**PROBLEM REQUIREMENTS:** Copy out each line that mentions the word "ἄλλο".
>> BEGIN EXTRACTED MATERIAL
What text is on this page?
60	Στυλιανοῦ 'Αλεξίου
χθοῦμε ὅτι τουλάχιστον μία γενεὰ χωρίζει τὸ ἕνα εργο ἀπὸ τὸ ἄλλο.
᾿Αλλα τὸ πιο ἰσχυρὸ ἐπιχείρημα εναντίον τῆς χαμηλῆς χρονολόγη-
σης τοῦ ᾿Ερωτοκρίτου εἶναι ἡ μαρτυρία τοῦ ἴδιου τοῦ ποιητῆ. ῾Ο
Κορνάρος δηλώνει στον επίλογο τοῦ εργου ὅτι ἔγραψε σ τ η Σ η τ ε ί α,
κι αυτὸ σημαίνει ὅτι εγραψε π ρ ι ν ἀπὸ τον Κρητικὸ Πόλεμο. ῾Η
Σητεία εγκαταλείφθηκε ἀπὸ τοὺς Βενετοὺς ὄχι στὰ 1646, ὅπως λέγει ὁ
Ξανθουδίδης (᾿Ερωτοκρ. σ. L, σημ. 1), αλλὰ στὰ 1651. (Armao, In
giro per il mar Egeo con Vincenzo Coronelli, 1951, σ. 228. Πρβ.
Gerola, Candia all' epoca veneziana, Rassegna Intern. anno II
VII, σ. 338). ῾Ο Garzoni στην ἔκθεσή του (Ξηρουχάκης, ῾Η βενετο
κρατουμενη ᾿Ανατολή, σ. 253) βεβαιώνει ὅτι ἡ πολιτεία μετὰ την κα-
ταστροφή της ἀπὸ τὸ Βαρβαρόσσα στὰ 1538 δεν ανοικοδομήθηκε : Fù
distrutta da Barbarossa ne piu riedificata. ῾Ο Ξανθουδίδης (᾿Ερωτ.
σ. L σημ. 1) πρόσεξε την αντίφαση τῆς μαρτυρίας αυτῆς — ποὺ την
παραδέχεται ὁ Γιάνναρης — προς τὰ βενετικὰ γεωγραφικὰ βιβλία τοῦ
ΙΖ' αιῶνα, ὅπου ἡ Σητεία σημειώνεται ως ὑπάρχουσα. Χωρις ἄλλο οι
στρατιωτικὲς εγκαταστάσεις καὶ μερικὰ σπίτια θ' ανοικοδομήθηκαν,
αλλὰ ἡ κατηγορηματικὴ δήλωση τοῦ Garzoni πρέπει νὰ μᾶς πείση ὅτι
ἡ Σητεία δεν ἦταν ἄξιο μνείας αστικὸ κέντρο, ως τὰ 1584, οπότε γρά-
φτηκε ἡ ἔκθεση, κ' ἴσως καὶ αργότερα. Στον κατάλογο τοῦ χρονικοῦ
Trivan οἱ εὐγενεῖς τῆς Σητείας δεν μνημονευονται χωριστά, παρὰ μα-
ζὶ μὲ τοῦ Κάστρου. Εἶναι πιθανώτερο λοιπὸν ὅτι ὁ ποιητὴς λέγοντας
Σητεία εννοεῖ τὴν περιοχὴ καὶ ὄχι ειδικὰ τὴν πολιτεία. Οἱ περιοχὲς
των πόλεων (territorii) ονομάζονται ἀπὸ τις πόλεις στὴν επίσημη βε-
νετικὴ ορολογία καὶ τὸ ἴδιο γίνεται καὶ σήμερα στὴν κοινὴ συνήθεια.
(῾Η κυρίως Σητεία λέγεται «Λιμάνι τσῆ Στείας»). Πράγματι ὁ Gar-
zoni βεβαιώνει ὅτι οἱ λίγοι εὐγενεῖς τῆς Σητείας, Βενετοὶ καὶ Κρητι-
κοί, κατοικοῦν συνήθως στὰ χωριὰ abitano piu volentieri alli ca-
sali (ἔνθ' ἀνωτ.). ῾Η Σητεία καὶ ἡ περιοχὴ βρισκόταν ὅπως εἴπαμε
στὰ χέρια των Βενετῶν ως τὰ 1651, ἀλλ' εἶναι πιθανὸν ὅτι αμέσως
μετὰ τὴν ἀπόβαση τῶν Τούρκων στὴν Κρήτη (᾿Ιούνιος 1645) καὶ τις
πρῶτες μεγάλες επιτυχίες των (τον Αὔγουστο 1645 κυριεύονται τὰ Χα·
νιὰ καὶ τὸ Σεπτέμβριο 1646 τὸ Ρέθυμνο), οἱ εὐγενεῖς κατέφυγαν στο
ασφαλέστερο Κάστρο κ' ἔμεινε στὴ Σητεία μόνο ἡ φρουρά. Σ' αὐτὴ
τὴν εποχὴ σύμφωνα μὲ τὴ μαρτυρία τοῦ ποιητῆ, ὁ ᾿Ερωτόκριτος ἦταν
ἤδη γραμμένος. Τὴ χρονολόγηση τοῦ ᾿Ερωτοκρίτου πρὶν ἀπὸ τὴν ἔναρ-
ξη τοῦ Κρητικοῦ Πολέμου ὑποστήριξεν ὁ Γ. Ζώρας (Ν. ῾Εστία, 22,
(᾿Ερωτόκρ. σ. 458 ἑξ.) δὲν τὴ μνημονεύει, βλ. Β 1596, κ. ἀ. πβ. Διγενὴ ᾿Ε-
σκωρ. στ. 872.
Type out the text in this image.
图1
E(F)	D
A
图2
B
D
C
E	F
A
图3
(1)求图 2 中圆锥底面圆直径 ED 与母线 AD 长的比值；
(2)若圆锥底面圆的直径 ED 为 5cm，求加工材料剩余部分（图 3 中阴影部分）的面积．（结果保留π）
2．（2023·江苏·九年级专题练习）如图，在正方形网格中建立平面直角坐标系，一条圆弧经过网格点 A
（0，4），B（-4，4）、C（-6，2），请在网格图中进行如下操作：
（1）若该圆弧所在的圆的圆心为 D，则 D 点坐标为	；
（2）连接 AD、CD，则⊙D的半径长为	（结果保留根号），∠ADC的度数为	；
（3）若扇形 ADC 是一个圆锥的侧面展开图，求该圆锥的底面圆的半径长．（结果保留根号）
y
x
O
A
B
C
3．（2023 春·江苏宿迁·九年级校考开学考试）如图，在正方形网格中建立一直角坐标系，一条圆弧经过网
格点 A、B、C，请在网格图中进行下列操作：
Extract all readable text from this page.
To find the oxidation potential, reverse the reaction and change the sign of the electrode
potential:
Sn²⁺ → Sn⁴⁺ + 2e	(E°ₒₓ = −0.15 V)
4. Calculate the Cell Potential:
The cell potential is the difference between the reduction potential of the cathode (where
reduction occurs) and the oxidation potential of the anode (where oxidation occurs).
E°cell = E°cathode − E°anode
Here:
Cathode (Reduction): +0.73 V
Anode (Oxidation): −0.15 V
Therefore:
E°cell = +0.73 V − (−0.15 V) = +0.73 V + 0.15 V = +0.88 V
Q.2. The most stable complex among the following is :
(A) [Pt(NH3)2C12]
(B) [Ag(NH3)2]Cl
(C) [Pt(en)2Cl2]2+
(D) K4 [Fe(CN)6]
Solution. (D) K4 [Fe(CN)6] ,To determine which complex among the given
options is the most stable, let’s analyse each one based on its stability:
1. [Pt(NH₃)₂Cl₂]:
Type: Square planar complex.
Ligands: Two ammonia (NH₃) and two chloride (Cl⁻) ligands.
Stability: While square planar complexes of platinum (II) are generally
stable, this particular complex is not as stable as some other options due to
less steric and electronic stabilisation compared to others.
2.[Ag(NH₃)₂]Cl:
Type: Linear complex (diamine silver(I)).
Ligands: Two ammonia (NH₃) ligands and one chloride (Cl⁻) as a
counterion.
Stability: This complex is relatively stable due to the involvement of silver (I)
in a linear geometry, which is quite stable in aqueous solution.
>> END EXTRACTED MATERIAL
**THE OUTPUT:**
χθοῦμε ὅτι τουλάχιστον μία γενεὰ χωρίζει τὸ ἕνα εργο ἀπὸ τὸ ἄλλο.
ΙΖ' αιῶνα, ὅπου ἡ Σητεία σημειώνεται ως ὑπάρχουσα. Χωρις ἄλλο οι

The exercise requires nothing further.